* [Task to complete]:
Find the word "xlabel" in the records below. List each line containing it.

(Stored data entries)
++++++++++
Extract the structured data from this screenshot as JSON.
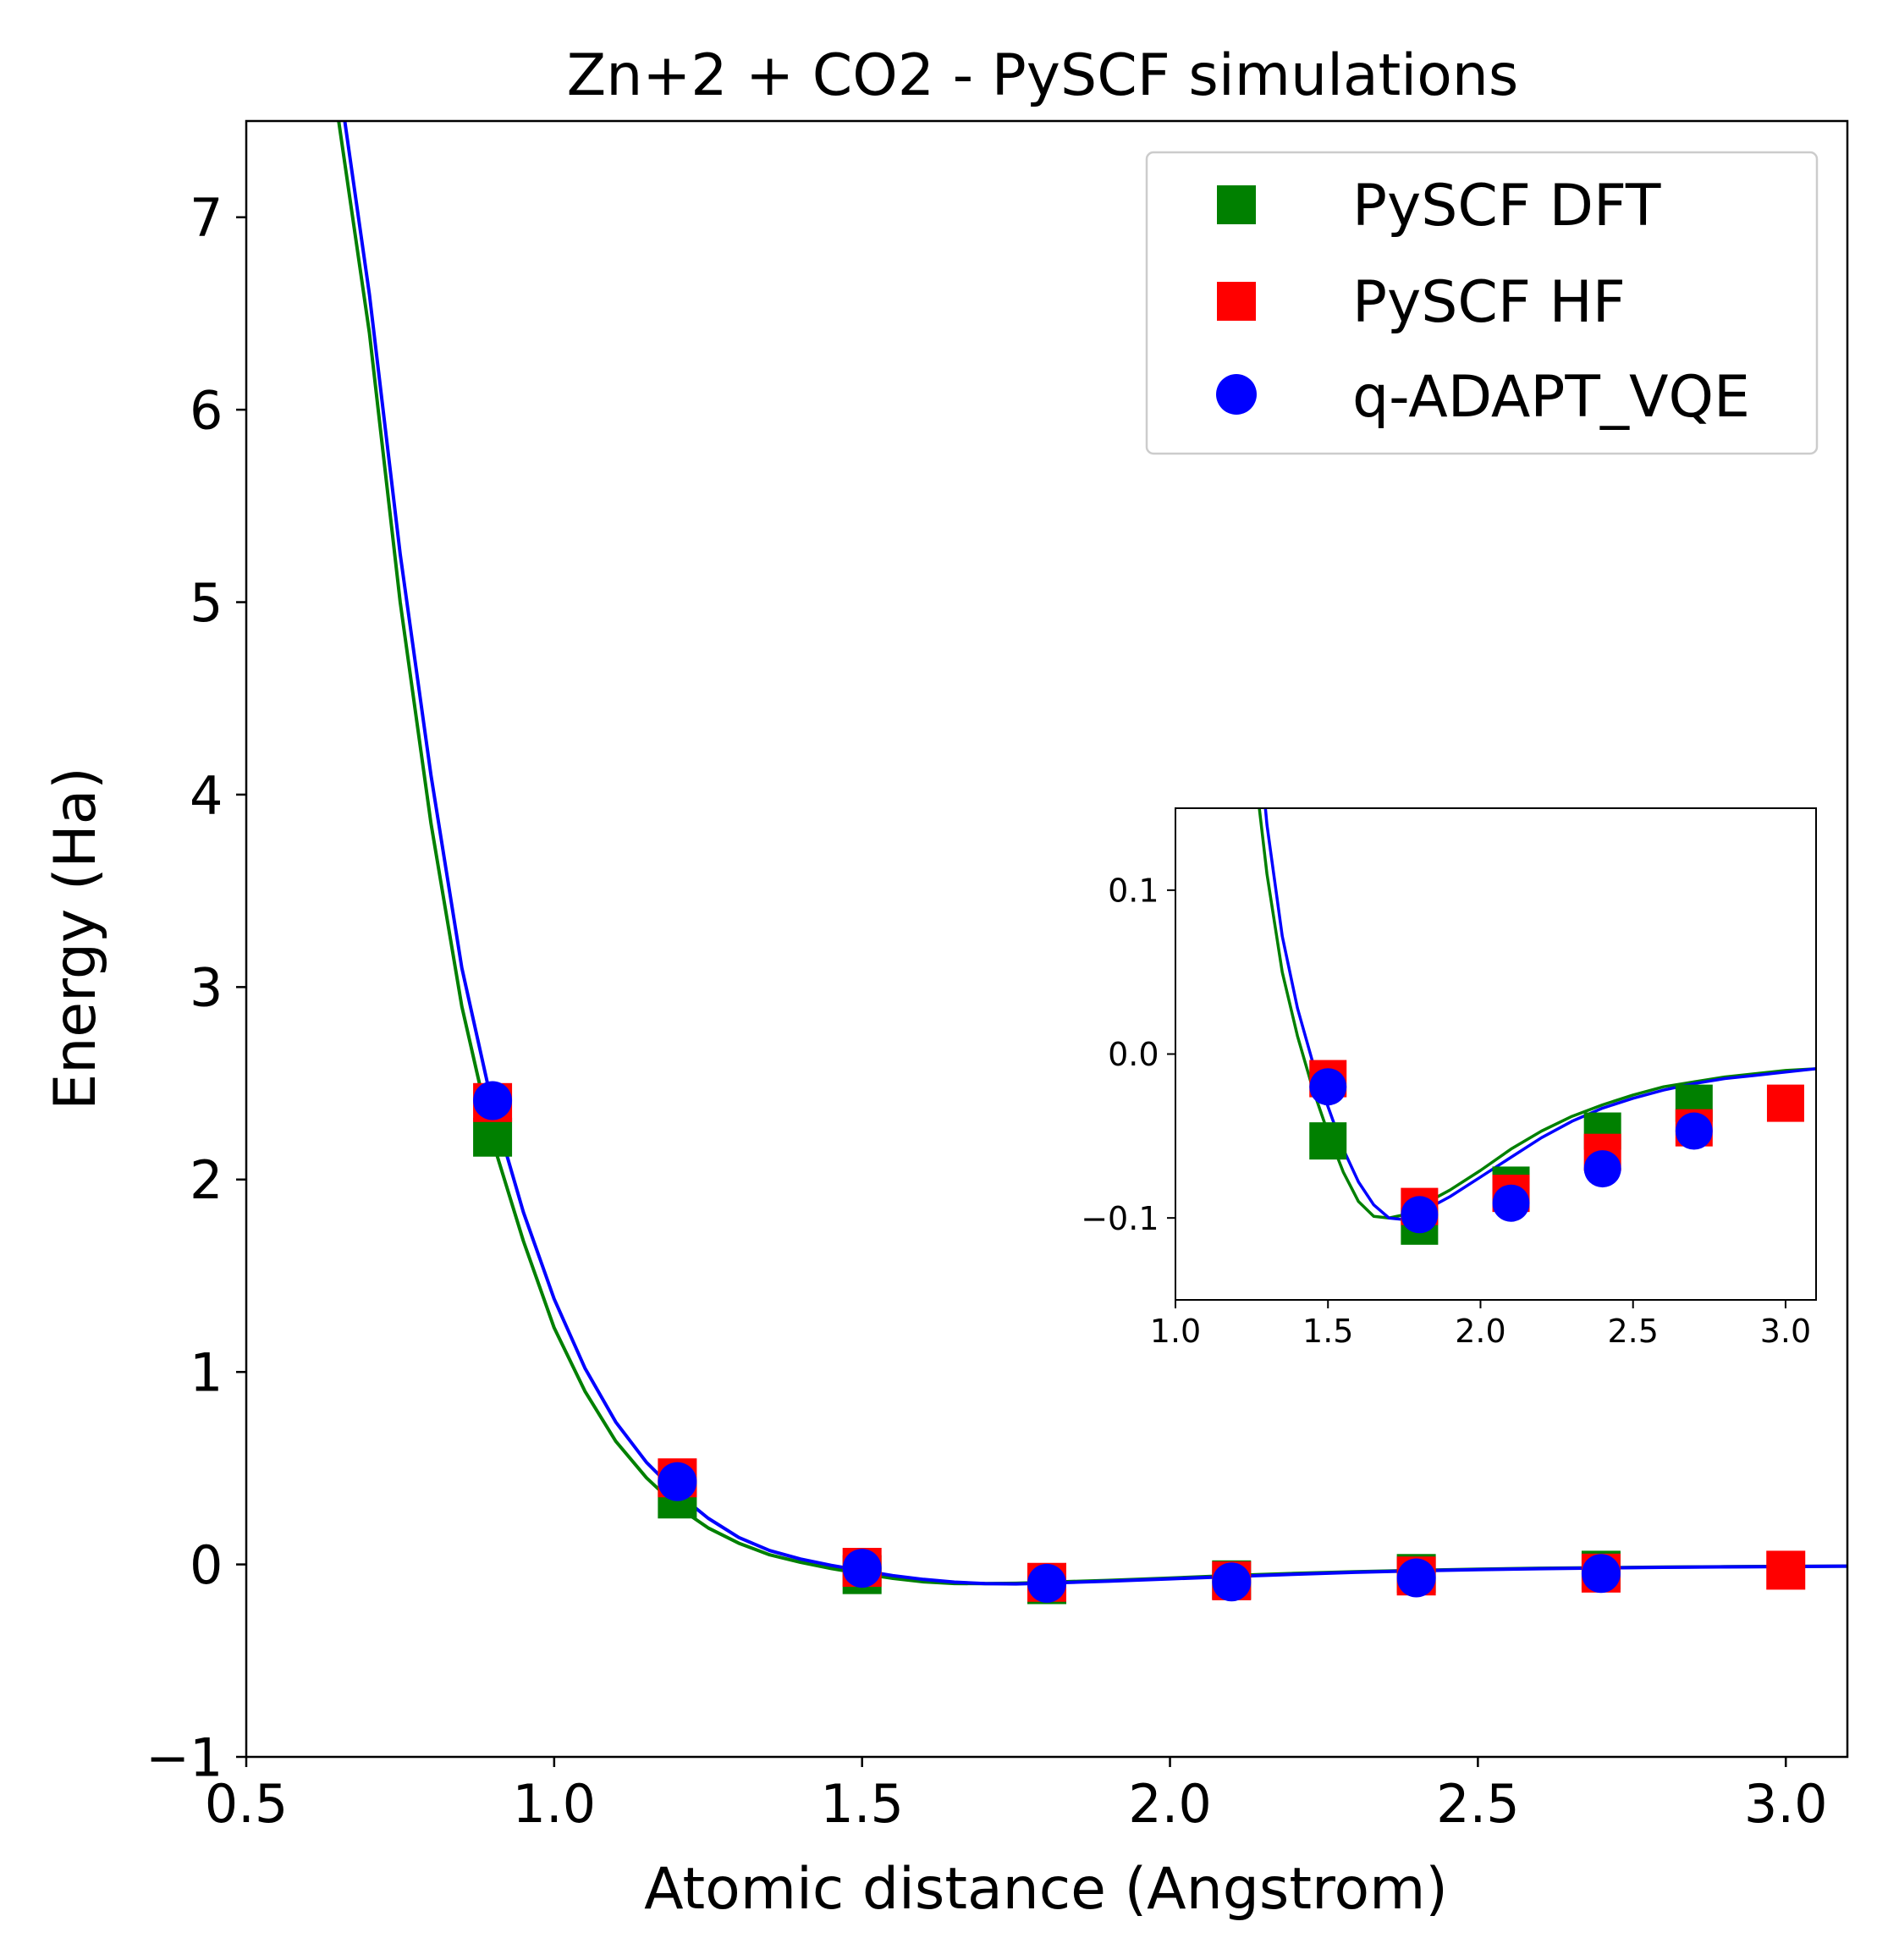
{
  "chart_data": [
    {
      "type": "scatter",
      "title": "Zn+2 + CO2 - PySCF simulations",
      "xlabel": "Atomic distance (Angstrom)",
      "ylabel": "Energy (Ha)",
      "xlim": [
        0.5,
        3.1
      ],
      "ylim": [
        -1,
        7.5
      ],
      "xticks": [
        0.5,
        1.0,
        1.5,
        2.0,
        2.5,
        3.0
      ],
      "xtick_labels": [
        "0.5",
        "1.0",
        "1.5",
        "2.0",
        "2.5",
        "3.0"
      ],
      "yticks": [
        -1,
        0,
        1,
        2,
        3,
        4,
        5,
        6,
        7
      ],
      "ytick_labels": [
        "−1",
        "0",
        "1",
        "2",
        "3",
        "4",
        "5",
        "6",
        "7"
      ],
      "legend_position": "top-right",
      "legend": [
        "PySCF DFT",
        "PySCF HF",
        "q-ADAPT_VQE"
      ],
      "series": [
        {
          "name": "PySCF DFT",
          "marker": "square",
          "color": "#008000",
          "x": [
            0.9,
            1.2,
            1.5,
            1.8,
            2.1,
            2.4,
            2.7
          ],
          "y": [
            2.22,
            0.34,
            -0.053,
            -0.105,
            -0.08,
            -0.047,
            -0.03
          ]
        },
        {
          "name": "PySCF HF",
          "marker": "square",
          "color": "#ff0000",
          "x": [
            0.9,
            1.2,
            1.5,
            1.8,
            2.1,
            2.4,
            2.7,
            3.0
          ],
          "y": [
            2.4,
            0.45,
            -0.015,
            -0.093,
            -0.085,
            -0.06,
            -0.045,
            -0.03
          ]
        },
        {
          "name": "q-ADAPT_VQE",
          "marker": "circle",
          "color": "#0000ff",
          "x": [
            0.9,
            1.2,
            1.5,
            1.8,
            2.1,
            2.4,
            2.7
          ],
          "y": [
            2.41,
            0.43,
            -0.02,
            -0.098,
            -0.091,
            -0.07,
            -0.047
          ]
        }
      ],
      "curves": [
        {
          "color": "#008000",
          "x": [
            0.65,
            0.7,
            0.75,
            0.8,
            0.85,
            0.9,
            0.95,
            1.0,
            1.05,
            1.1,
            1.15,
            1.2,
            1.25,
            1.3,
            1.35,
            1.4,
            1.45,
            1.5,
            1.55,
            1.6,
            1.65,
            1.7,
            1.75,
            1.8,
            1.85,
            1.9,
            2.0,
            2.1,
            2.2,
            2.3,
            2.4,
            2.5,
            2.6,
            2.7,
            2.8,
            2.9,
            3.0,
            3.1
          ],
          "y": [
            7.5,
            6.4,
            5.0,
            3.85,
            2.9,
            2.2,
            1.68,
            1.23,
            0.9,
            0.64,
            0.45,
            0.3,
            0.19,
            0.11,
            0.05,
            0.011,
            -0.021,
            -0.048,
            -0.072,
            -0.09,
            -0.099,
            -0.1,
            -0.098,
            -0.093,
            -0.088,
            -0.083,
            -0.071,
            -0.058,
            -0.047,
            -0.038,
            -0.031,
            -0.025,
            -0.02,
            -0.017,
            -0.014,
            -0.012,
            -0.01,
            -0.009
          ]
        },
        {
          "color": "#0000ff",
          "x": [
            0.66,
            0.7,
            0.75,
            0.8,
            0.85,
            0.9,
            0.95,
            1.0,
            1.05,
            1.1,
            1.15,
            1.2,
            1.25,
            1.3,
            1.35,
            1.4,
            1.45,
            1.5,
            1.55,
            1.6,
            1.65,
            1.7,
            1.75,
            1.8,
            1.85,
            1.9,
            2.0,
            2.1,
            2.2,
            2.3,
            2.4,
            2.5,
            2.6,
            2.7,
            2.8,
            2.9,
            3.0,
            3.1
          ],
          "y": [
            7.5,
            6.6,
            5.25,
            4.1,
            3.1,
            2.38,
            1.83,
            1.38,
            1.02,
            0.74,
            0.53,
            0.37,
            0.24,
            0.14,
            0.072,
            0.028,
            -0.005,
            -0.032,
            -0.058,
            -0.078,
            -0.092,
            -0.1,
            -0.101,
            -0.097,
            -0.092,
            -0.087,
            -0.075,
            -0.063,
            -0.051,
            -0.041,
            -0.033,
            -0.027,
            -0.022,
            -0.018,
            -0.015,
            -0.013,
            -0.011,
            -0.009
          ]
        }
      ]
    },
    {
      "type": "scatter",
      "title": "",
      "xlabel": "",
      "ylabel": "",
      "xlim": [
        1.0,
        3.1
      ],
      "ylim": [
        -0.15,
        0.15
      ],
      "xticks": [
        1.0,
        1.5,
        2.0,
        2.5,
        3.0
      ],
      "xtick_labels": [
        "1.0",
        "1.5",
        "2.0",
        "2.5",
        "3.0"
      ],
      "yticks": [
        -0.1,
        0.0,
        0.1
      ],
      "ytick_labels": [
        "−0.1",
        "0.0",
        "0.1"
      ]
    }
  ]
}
++++++++++
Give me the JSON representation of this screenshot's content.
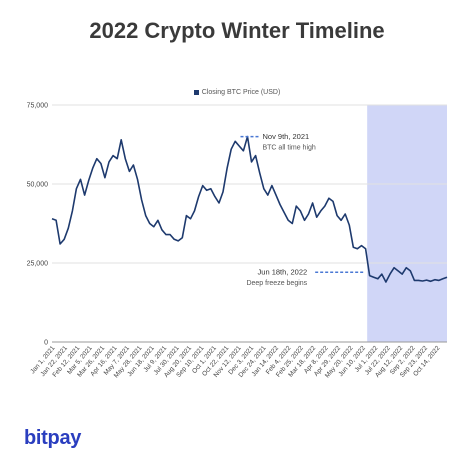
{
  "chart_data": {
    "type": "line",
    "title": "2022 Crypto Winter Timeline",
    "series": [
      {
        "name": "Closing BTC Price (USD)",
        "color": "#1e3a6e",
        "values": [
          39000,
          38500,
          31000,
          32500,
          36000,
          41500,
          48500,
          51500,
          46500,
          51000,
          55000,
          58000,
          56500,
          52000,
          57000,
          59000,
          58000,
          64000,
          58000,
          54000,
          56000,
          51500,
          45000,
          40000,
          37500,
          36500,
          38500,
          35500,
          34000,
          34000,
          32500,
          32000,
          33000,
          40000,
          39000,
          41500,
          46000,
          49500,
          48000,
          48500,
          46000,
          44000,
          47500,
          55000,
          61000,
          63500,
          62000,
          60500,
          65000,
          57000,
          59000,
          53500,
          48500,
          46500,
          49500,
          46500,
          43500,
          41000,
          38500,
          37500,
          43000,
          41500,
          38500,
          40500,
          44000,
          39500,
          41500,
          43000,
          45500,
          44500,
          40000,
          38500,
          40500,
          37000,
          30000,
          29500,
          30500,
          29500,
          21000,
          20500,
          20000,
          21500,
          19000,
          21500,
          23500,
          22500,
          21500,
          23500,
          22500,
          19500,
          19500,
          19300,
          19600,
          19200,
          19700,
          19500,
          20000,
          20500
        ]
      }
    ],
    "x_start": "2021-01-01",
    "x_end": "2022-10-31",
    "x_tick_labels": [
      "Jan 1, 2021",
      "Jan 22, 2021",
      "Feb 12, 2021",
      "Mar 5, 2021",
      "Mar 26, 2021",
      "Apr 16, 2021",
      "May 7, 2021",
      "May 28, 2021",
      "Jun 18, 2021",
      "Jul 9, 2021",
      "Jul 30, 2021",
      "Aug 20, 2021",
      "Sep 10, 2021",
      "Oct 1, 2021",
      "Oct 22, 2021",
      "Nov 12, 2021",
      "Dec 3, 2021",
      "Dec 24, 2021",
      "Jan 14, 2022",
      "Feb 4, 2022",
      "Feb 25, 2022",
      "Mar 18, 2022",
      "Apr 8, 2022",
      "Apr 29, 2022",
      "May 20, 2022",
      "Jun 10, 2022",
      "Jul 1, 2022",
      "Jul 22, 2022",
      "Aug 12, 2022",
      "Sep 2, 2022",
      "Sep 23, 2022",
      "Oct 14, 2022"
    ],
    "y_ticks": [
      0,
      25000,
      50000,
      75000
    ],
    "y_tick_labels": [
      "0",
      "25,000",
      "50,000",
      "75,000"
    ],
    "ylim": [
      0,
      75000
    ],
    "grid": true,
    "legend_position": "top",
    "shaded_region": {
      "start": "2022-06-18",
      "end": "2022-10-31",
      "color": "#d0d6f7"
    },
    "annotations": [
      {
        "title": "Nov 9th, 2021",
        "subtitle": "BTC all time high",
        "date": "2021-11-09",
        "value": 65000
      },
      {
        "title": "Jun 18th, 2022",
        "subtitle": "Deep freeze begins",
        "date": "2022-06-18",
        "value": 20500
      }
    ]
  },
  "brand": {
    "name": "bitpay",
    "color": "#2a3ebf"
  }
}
++++++++++
* [Correct response]:
      "xlabel": "Atomic distance (Angstrom)",
      "xlabel": "",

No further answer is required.